### EXERCISE AIM
Could you write out the records below exactly as they appear, leaving out any pictures?

[INPUT start]

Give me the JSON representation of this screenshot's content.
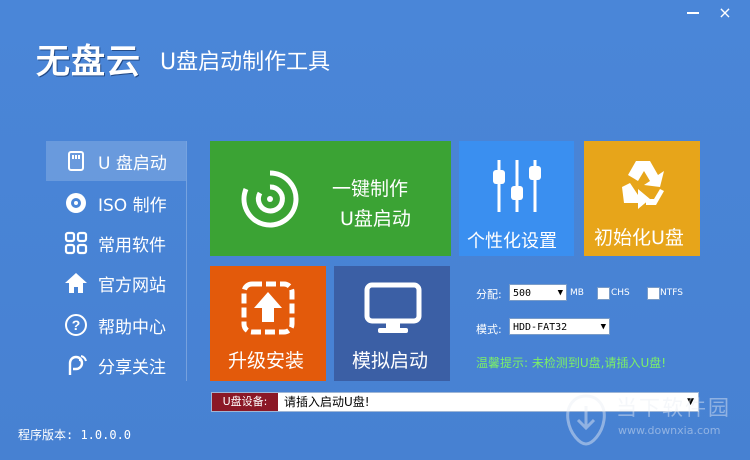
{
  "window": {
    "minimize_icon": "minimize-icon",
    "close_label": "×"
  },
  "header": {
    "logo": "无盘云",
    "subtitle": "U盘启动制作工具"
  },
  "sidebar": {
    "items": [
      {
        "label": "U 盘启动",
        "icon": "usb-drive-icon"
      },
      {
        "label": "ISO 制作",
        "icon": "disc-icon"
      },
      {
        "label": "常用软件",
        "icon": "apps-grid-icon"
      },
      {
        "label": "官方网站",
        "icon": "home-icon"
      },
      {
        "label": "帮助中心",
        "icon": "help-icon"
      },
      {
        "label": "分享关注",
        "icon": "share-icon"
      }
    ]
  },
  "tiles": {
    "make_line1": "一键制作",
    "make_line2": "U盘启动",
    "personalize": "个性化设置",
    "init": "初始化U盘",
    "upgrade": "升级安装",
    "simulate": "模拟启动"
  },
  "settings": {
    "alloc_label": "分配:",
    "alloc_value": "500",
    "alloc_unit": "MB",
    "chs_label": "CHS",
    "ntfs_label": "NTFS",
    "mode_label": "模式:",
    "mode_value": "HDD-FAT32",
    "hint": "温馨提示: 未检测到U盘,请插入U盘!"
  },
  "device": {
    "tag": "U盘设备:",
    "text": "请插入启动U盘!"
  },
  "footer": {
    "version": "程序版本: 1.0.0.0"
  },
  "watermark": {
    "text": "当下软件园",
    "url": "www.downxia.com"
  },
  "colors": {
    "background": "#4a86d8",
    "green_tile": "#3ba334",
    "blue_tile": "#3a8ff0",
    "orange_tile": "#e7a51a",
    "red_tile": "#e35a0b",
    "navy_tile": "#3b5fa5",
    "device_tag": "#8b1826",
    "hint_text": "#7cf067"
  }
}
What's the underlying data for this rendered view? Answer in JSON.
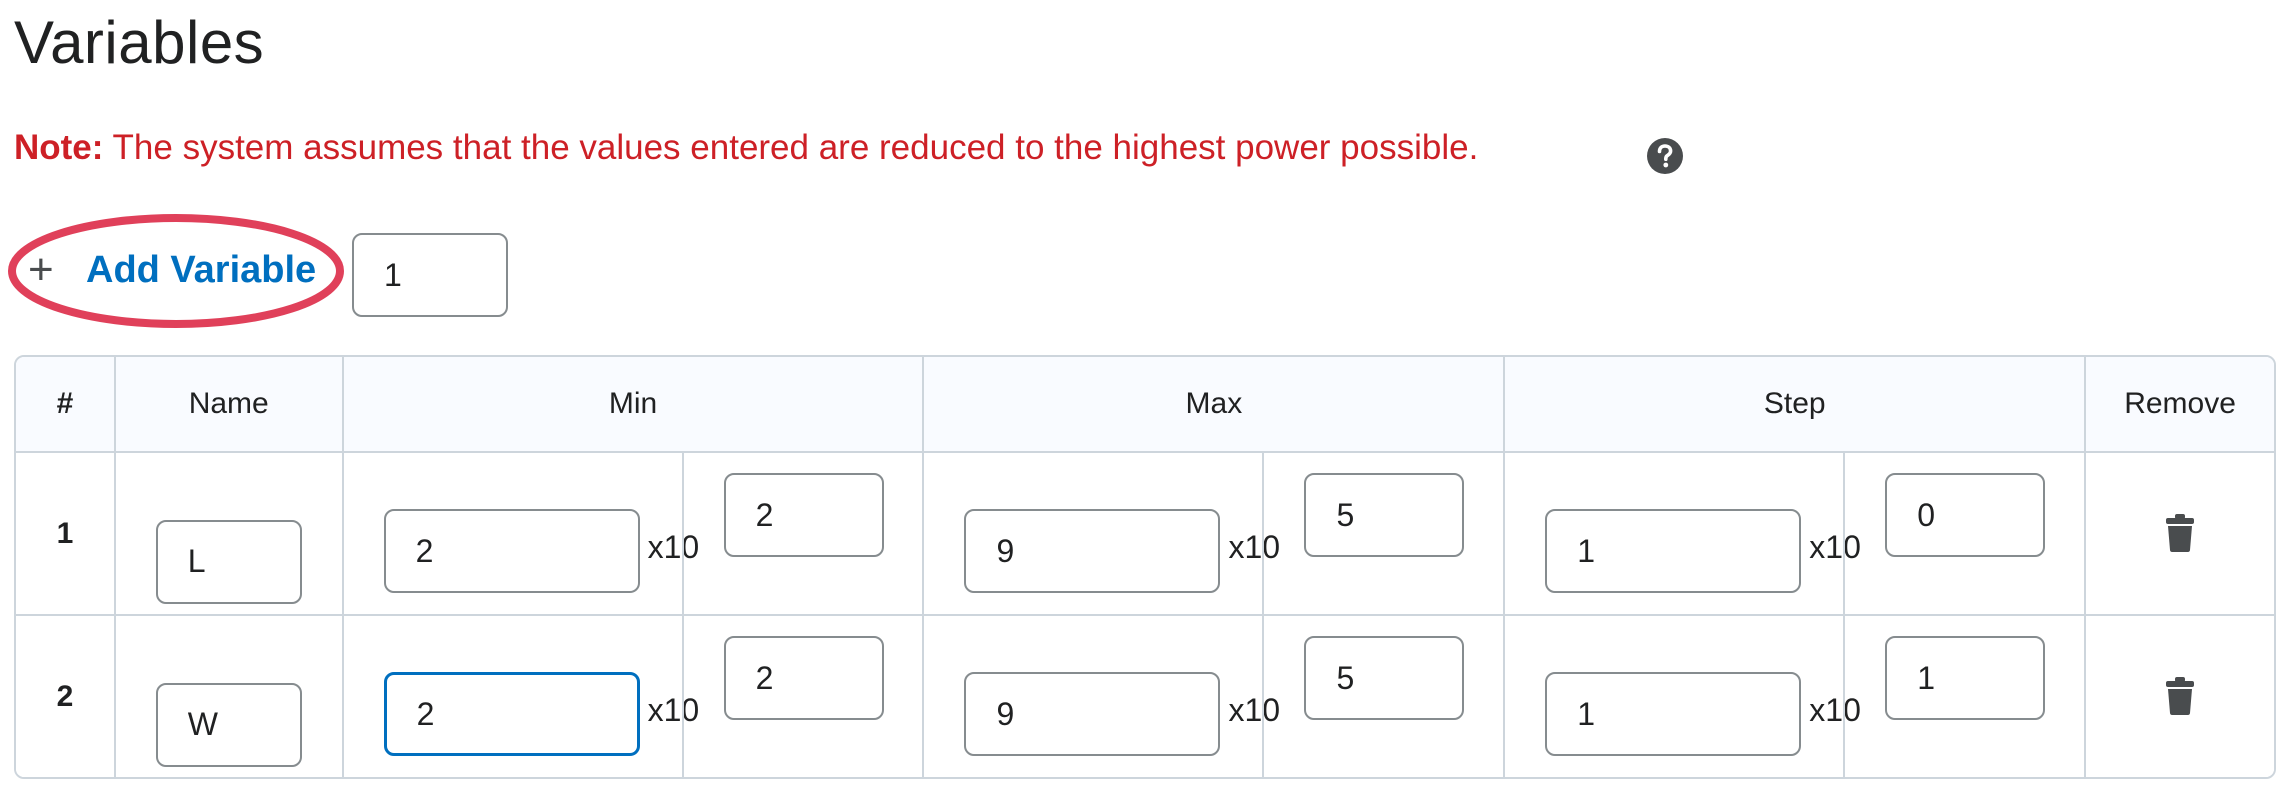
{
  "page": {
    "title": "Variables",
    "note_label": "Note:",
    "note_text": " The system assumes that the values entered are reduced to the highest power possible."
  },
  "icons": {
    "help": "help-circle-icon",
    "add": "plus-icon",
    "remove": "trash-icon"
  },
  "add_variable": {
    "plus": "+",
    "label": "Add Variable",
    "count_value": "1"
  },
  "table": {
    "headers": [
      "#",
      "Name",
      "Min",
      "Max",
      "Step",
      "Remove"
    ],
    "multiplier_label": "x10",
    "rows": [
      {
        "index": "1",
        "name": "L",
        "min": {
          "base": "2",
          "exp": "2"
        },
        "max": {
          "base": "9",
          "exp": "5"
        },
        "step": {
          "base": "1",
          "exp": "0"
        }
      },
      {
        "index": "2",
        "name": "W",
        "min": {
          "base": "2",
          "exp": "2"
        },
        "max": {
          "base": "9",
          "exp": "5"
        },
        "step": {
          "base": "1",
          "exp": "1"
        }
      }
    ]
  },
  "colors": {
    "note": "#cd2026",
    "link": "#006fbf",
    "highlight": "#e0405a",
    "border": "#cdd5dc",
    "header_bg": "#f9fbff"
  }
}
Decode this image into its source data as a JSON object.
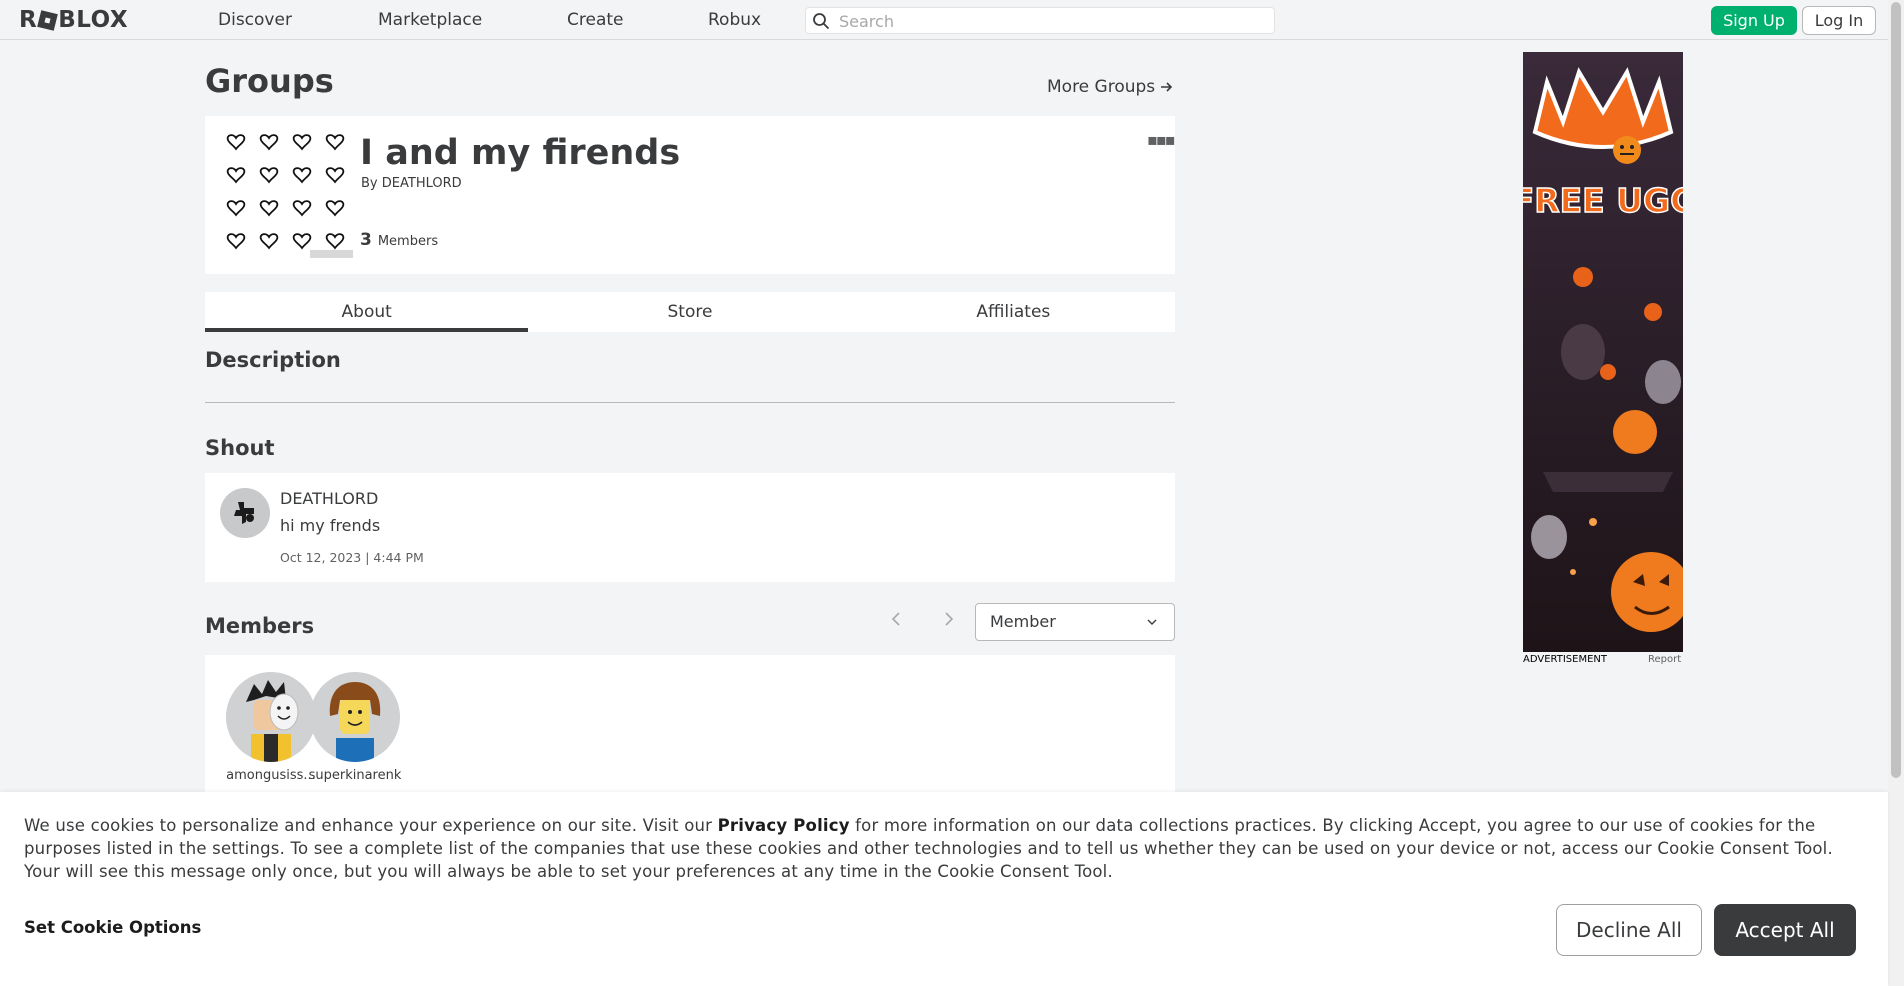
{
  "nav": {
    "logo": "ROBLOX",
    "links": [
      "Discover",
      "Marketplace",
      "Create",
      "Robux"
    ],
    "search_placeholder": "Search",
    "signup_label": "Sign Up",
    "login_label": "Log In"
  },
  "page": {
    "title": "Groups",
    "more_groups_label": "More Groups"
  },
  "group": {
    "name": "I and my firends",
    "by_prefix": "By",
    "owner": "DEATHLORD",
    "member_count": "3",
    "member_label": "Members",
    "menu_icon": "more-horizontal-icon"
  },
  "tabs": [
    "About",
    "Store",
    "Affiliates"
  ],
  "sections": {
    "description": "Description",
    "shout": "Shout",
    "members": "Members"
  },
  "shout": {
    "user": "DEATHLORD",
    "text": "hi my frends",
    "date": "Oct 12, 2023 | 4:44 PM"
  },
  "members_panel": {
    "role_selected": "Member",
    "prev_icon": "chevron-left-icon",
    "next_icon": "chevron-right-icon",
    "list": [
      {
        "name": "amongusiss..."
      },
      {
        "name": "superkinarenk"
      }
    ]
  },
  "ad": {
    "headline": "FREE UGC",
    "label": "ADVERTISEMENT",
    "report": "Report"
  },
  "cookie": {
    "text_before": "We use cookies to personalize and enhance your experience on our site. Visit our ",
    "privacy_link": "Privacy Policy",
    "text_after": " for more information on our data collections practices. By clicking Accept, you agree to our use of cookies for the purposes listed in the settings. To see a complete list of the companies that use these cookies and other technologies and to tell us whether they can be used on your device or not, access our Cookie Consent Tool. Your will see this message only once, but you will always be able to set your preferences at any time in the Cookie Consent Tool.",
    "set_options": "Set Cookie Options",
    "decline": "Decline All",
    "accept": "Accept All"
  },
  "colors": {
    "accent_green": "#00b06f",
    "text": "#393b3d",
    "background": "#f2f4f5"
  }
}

[INPUT end]

### TASK SOLUTION
Give me the JSON representation of this screenshot's content.
{
  "window": {
    "minimize_icon": "minimize-icon",
    "close_label": "×"
  },
  "header": {
    "logo": "无盘云",
    "subtitle": "U盘启动制作工具"
  },
  "sidebar": {
    "items": [
      {
        "label": "U 盘启动",
        "icon": "usb-drive-icon"
      },
      {
        "label": "ISO 制作",
        "icon": "disc-icon"
      },
      {
        "label": "常用软件",
        "icon": "apps-grid-icon"
      },
      {
        "label": "官方网站",
        "icon": "home-icon"
      },
      {
        "label": "帮助中心",
        "icon": "help-icon"
      },
      {
        "label": "分享关注",
        "icon": "share-icon"
      }
    ]
  },
  "tiles": {
    "make_line1": "一键制作",
    "make_line2": "U盘启动",
    "personalize": "个性化设置",
    "init": "初始化U盘",
    "upgrade": "升级安装",
    "simulate": "模拟启动"
  },
  "settings": {
    "alloc_label": "分配:",
    "alloc_value": "500",
    "alloc_unit": "MB",
    "chs_label": "CHS",
    "ntfs_label": "NTFS",
    "mode_label": "模式:",
    "mode_value": "HDD-FAT32",
    "hint": "温馨提示: 未检测到U盘,请插入U盘!"
  },
  "device": {
    "tag": "U盘设备:",
    "text": "请插入启动U盘!"
  },
  "footer": {
    "version": "程序版本: 1.0.0.0"
  },
  "watermark": {
    "text": "当下软件园",
    "url": "www.downxia.com"
  },
  "colors": {
    "background": "#4a86d8",
    "green_tile": "#3ba334",
    "blue_tile": "#3a8ff0",
    "orange_tile": "#e7a51a",
    "red_tile": "#e35a0b",
    "navy_tile": "#3b5fa5",
    "device_tag": "#8b1826",
    "hint_text": "#7cf067"
  }
}
What's the underlying data for this rendered view? Answer in JSON.
{
  "page": {
    "title": "Variables",
    "note_label": "Note:",
    "note_text": " The system assumes that the values entered are reduced to the highest power possible."
  },
  "icons": {
    "help": "help-circle-icon",
    "add": "plus-icon",
    "remove": "trash-icon"
  },
  "add_variable": {
    "plus": "+",
    "label": "Add Variable",
    "count_value": "1"
  },
  "table": {
    "headers": [
      "#",
      "Name",
      "Min",
      "Max",
      "Step",
      "Remove"
    ],
    "multiplier_label": "x10",
    "rows": [
      {
        "index": "1",
        "name": "L",
        "min": {
          "base": "2",
          "exp": "2"
        },
        "max": {
          "base": "9",
          "exp": "5"
        },
        "step": {
          "base": "1",
          "exp": "0"
        }
      },
      {
        "index": "2",
        "name": "W",
        "min": {
          "base": "2",
          "exp": "2"
        },
        "max": {
          "base": "9",
          "exp": "5"
        },
        "step": {
          "base": "1",
          "exp": "1"
        }
      }
    ]
  },
  "colors": {
    "note": "#cd2026",
    "link": "#006fbf",
    "highlight": "#e0405a",
    "border": "#cdd5dc",
    "header_bg": "#f9fbff"
  }
}
Decode this image into its source data as a JSON object.
{
  "nav": {
    "logo": "ROBLOX",
    "links": [
      "Discover",
      "Marketplace",
      "Create",
      "Robux"
    ],
    "search_placeholder": "Search",
    "signup_label": "Sign Up",
    "login_label": "Log In"
  },
  "page": {
    "title": "Groups",
    "more_groups_label": "More Groups"
  },
  "group": {
    "name": "I and my firends",
    "by_prefix": "By",
    "owner": "DEATHLORD",
    "member_count": "3",
    "member_label": "Members",
    "menu_icon": "more-horizontal-icon"
  },
  "tabs": [
    "About",
    "Store",
    "Affiliates"
  ],
  "sections": {
    "description": "Description",
    "shout": "Shout",
    "members": "Members"
  },
  "shout": {
    "user": "DEATHLORD",
    "text": "hi my frends",
    "date": "Oct 12, 2023 | 4:44 PM"
  },
  "members_panel": {
    "role_selected": "Member",
    "prev_icon": "chevron-left-icon",
    "next_icon": "chevron-right-icon",
    "list": [
      {
        "name": "amongusiss..."
      },
      {
        "name": "superkinarenk"
      }
    ]
  },
  "ad": {
    "headline": "FREE UGC",
    "label": "ADVERTISEMENT",
    "report": "Report"
  },
  "cookie": {
    "text_before": "We use cookies to personalize and enhance your experience on our site. Visit our ",
    "privacy_link": "Privacy Policy",
    "text_after": " for more information on our data collections practices. By clicking Accept, you agree to our use of cookies for the purposes listed in the settings. To see a complete list of the companies that use these cookies and other technologies and to tell us whether they can be used on your device or not, access our Cookie Consent Tool. Your will see this message only once, but you will always be able to set your preferences at any time in the Cookie Consent Tool.",
    "set_options": "Set Cookie Options",
    "decline": "Decline All",
    "accept": "Accept All"
  },
  "colors": {
    "accent_green": "#00b06f",
    "text": "#393b3d",
    "background": "#f2f4f5"
  }
}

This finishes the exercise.